** start PROVIDED RECORDS **

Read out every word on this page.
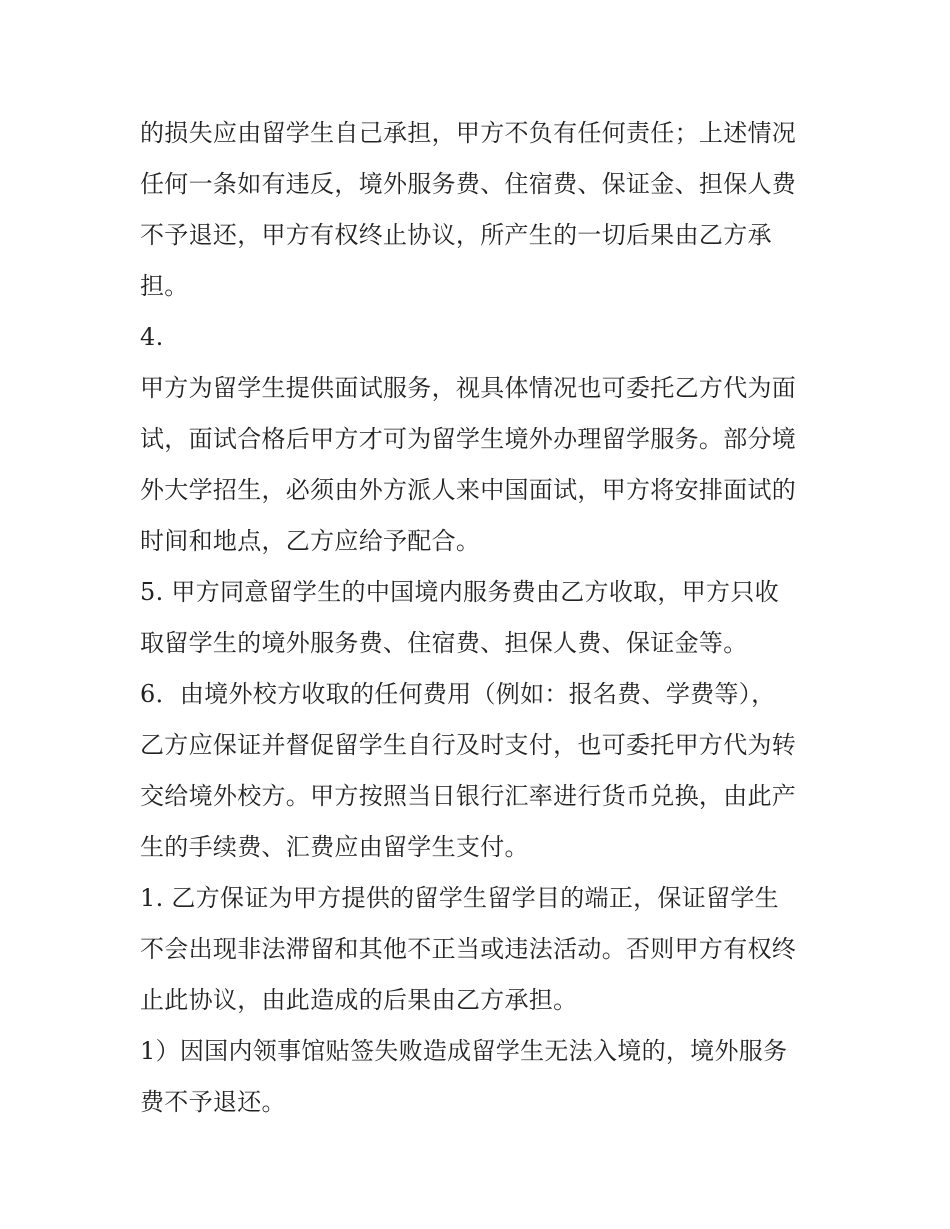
的损失应由留学生自己承担，甲方不负有任何责任；上述情况
任何一条如有违反，境外服务费、住宿费、保证金、担保人费
不予退还，甲方有权终止协议，所产生的一切后果由乙方承
担。
4.
甲方为留学生提供面试服务，视具体情况也可委托乙方代为面
试，面试合格后甲方才可为留学生境外办理留学服务。部分境
外大学招生，必须由外方派人来中国面试，甲方将安排面试的
时间和地点，乙方应给予配合。
5. 甲方同意留学生的中国境内服务费由乙方收取，甲方只收
取留学生的境外服务费、住宿费、担保人费、保证金等。
6．由境外校方收取的任何费用（例如：报名费、学费等），
乙方应保证并督促留学生自行及时支付，也可委托甲方代为转
交给境外校方。甲方按照当日银行汇率进行货币兑换，由此产
生的手续费、汇费应由留学生支付。
1. 乙方保证为甲方提供的留学生留学目的端正，保证留学生
不会出现非法滞留和其他不正当或违法活动。否则甲方有权终
止此协议，由此造成的后果由乙方承担。
1）因国内领事馆贴签失败造成留学生无法入境的，境外服务
费不予退还。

** end PROVIDED RECORDS **

* [CHALLENGE]
Retype the data above exactly; pictures are not part of the copy.

* [RESPONSE BELOW]
Read out every word on this page.
的损失应由留学生自己承担，甲方不负有任何责任；上述情况
任何一条如有违反，境外服务费、住宿费、保证金、担保人费
不予退还，甲方有权终止协议，所产生的一切后果由乙方承
担。
4.
甲方为留学生提供面试服务，视具体情况也可委托乙方代为面
试，面试合格后甲方才可为留学生境外办理留学服务。部分境
外大学招生，必须由外方派人来中国面试，甲方将安排面试的
时间和地点，乙方应给予配合。
5. 甲方同意留学生的中国境内服务费由乙方收取，甲方只收
取留学生的境外服务费、住宿费、担保人费、保证金等。
6．由境外校方收取的任何费用（例如：报名费、学费等），
乙方应保证并督促留学生自行及时支付，也可委托甲方代为转
交给境外校方。甲方按照当日银行汇率进行货币兑换，由此产
生的手续费、汇费应由留学生支付。
1. 乙方保证为甲方提供的留学生留学目的端正，保证留学生
不会出现非法滞留和其他不正当或违法活动。否则甲方有权终
止此协议，由此造成的后果由乙方承担。
1）因国内领事馆贴签失败造成留学生无法入境的，境外服务
费不予退还。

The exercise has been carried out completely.